TEXTO DE ORIGEM:

Portugal: o baldio de Verdelhos é a floresta que alimenta uma comunidade
No terceiro artigo de uma série de quatro histórias sobre as florestas, falamos sobre o baldio de Verdelhos, terra de todos, que protege a floresta, contribui para a economia local e serve as pessoas.
Veja aqui os artigos já publicados desta série:
- Há três florestas europeias que emitem mais gases poluentes do que absorvem e uma delas é portuguesa
- O eucaliptal português: um diagnóstico de má gestão e abandono
Terra de todos, o baldio é uma forma de organização centenária. No coração da serra da Estrela, há um que muitos apontam como exemplo de boa gestão florestal. Mas não só: o baldio de Verdelhos alimenta toda uma comunidade. Num interior desertificado e numa região com memórias dolorosas de fogos florestais, o baldio de Verdelhos protege a floresta, contribui para a economia local e serve as pessoas que lá vivem.
“O pinheiro-bravo é abundante e tem um terreno fértil. É uma árvore que, além de ser característica desta zona, tem muita valência a nível socioeconómico para a economia local” – palavras de David Martins, presidente do baldio de Verdelhos. O pinheiro-bravo é uma das duas espécies dominantes na floresta portuguesa. Em Verdelhos, numa terra comunitária gerida pelas pessoas que lá vivem, o pinhal é uma das mais importantes actividades económicas.

REGISTOS FORNECIDOS:
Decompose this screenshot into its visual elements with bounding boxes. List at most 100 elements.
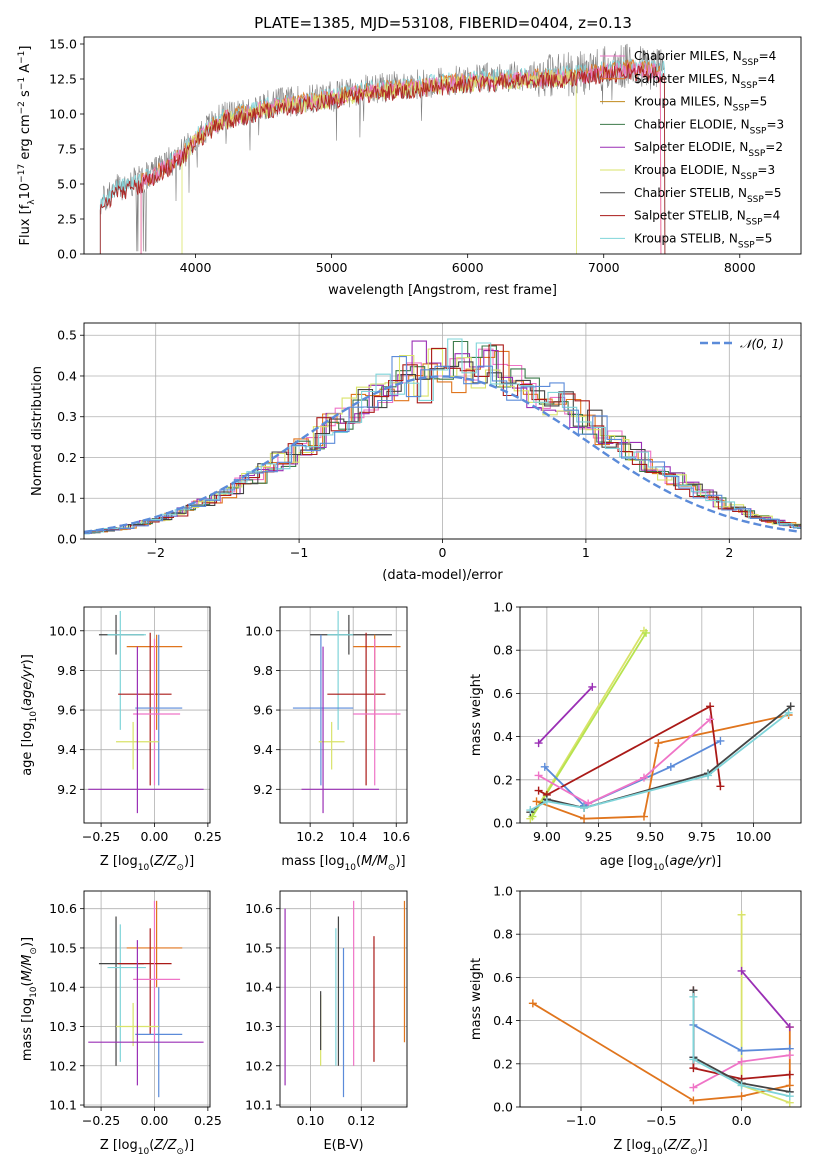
weight-marker <box>737 1092 746 1101</box>
y-tick-label: 10.0 <box>245 623 273 638</box>
mass_vs_Z-ylabel: mass [log10(M/M⊙)] <box>20 937 39 1061</box>
y-tick-label: 10.2 <box>49 1058 77 1073</box>
weight-marker <box>737 1046 746 1055</box>
y-tick-label: 2.5 <box>57 212 77 227</box>
residual-histograms <box>84 338 801 535</box>
weight-marker <box>737 966 746 975</box>
legend-label: Salpeter STELIB, NSSP=4 <box>634 209 780 228</box>
y-tick-label: 0.4 <box>493 729 513 744</box>
age_vs_mass-axes: 10.2 10.4 10.6 9.2 9.4 9.6 9.8 10.0 <box>245 607 410 844</box>
y-tick-label: 10.1 <box>49 1098 77 1113</box>
weight-marker <box>534 771 543 780</box>
y-tick-label: 0.2 <box>493 772 513 787</box>
legend-label-normal: 𝒩(0, 1) <box>740 337 784 351</box>
y-tick-label: 0.2 <box>493 1056 513 1071</box>
mass_vs_Z-errorbars <box>88 900 204 1098</box>
x-tick-label: 9.50 <box>636 829 664 844</box>
weight-marker <box>534 786 543 795</box>
y-tick-label: 9.2 <box>57 782 77 797</box>
legend-label: Kroupa STELIB, NSSP=5 <box>634 231 772 250</box>
x-tick-label: 0.12 <box>347 1113 375 1128</box>
model-spectrum-line <box>181 70 577 254</box>
x-tick-label: 0.00 <box>141 829 169 844</box>
weight-marker <box>716 736 725 745</box>
y-tick-label: 0.0 <box>57 247 77 262</box>
x-tick-label: 10.2 <box>296 829 324 844</box>
weight-marker <box>737 1057 746 1066</box>
x-tick-label: 0.10 <box>297 1113 325 1128</box>
y-tick-label: 12.5 <box>49 72 77 87</box>
y-tick-label: 0.0 <box>57 532 77 547</box>
weight-marker <box>689 1096 698 1105</box>
legend-label: Kroupa ELODIE, NSSP=3 <box>634 163 775 182</box>
weight-series-line <box>536 714 789 820</box>
legend-label: Kroupa MILES, NSSP=5 <box>634 95 767 114</box>
age_vs_Z-axes: −0.25 0.00 0.25 9.2 9.4 9.6 9.8 10.0 <box>49 607 222 844</box>
x-tick-label: −0.25 <box>82 829 120 844</box>
weight-marker <box>784 708 793 717</box>
y-tick-label: 0.3 <box>57 409 77 424</box>
spectrum-axes: 4000 5000 6000 7000 8000 0.0 2.5 5.0 7.5 10.0 12.5… <box>49 37 756 276</box>
x-tick-label: 9.75 <box>688 829 716 844</box>
mass_vs_Z-xlabel: Z [log10(Z/Z⊙)] <box>100 1138 194 1157</box>
residuals-ylabel: Normed distribution <box>30 366 45 496</box>
weight-marker <box>580 803 589 812</box>
x-tick-label: 10.6 <box>382 829 410 844</box>
x-tick-label: 4000 <box>180 260 212 275</box>
age_vs_Z-xlabel: Z [log10(Z/Z⊙)] <box>100 854 194 873</box>
weight-marker <box>580 814 589 823</box>
y-tick-label: 0.0 <box>493 816 513 831</box>
y-tick-label: 0.8 <box>493 927 513 942</box>
x-tick-label: −0.5 <box>646 1113 676 1128</box>
weight-marker <box>540 762 549 771</box>
weight-marker <box>534 739 543 748</box>
x-tick-label: −1 <box>290 545 308 560</box>
weight-marker <box>785 1023 794 1032</box>
x-tick-label: 5000 <box>316 260 348 275</box>
weight-marker <box>526 806 535 815</box>
x-tick-label: 10.00 <box>736 829 772 844</box>
y-tick-label: 10.1 <box>245 1098 273 1113</box>
residuals-xlabel: (data-model)/error <box>382 568 503 583</box>
x-tick-label: −2 <box>146 545 164 560</box>
x-tick-label: 0 <box>439 545 447 560</box>
x-tick-label: 0.00 <box>141 1113 169 1128</box>
x-tick-label: −1.0 <box>566 1113 596 1128</box>
x-tick-label: 0.25 <box>194 829 222 844</box>
weight_vs_age-frame <box>519 606 802 824</box>
y-tick-label: 0.6 <box>493 970 513 985</box>
x-tick-label: 9.00 <box>533 829 561 844</box>
y-tick-label: 7.5 <box>57 142 77 157</box>
y-tick-label: 9.4 <box>57 742 77 757</box>
residual-step-line <box>84 338 801 535</box>
spectrum-ylabel: Flux [fλ10−17 erg cm−2 s−1 A−1] <box>17 46 37 246</box>
x-tick-label: 6000 <box>452 260 484 275</box>
age_vs_Z-errorbars <box>88 610 204 814</box>
weight-series-line <box>531 632 647 817</box>
y-tick-label: 10.6 <box>49 901 77 916</box>
y-tick-label: 10.4 <box>49 980 77 995</box>
weight_vs_Z-ylabel: mass weight <box>469 958 484 1040</box>
weight-marker <box>704 771 713 780</box>
weight-series-line <box>538 718 711 805</box>
weight-marker <box>588 682 597 691</box>
weight-marker <box>716 782 725 791</box>
weight-marker <box>639 773 648 782</box>
x-tick-label: −0.25 <box>82 1113 120 1128</box>
model-spectrum-line <box>99 63 666 254</box>
weight-marker <box>542 797 551 806</box>
y-tick-label: 10.5 <box>49 940 77 955</box>
weight_vs_age-xlabel: age [log10(age/yr)] <box>600 854 722 873</box>
mass_vs_Z-frame <box>83 890 211 1108</box>
y-tick-label: 0.0 <box>493 1100 513 1115</box>
y-tick-label: 10.5 <box>245 940 273 955</box>
y-tick-label: 10.0 <box>49 107 77 122</box>
mass_vs_ebv-xlabel: E(B-V) <box>323 1138 363 1153</box>
y-tick-label: 10.0 <box>49 623 77 638</box>
y-tick-label: 5.0 <box>57 177 77 192</box>
y-tick-label: 1.0 <box>493 884 513 899</box>
y-tick-label: 15.0 <box>49 37 77 52</box>
spectrum-frame <box>83 36 802 255</box>
spectrum-legend: Chabrier MILES, NSSP=4 Salpeter MILES, NS… <box>600 49 784 250</box>
age_vs_mass-errorbars <box>292 610 401 814</box>
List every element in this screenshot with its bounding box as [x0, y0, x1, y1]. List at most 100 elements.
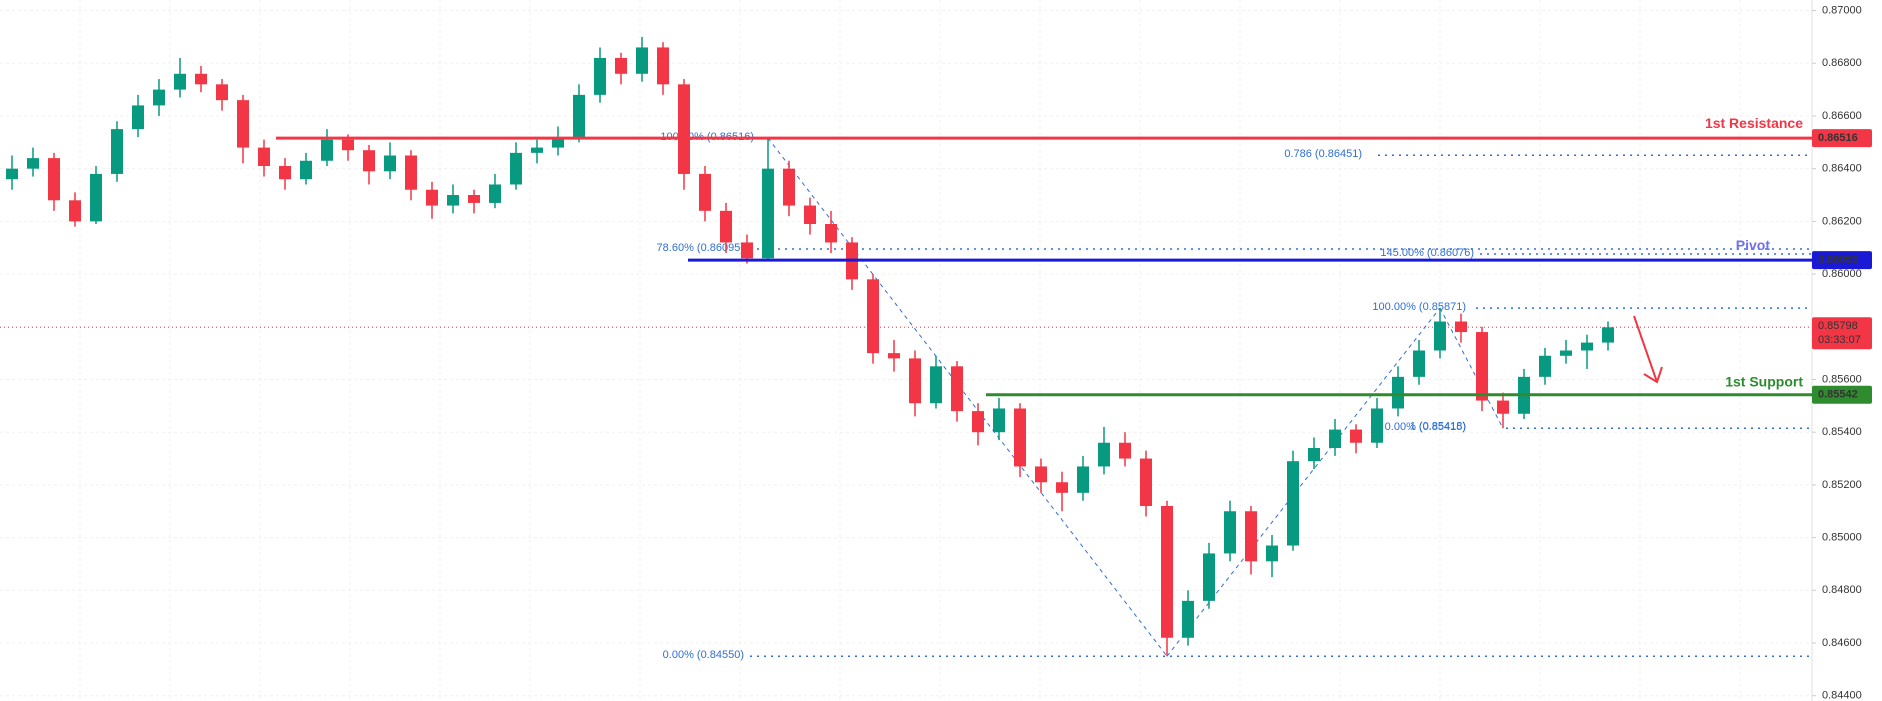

INSTRUÇÕES:
1. Reescreva o trecho do texto sobre o baldio de Verdelhos que abre com as palavras "Portugal: o baldio" e fecha com "que lá vivem.", trocando "serra da Estrela" por "serra do Açor".
2. Segundo o texto sobre o baldio de Verdelhos, que cargo ocupa David Martins?

RESPOSTAS POR TAREFA:
1.
Portugal: o baldio de Verdelhos é a floresta que alimenta uma comunidade
No terceiro artigo de uma série de quatro histórias sobre as florestas, falamos sobre o baldio de Verdelhos, terra de todos, que protege a floresta, contribui para a economia local e serve as pessoas.
Veja aqui os artigos já publicados desta série:
- Há três florestas europeias que emitem mais gases poluentes do que absorvem e uma delas é portuguesa
- O eucaliptal português: um diagnóstico de má gestão e abandono
Terra de todos, o baldio é uma forma de organização centenária. No coração da serra do Açor, há um que muitos apontam como exemplo de boa gestão florestal. Mas não só: o baldio de Verdelhos alimenta toda uma comunidade. Num interior desertificado e numa região com memórias dolorosas de fogos florestais, o baldio de Verdelhos protege a floresta, contribui para a economia local e serve as pessoas que lá vivem.

2. É o presidente do baldio de Verdelhos.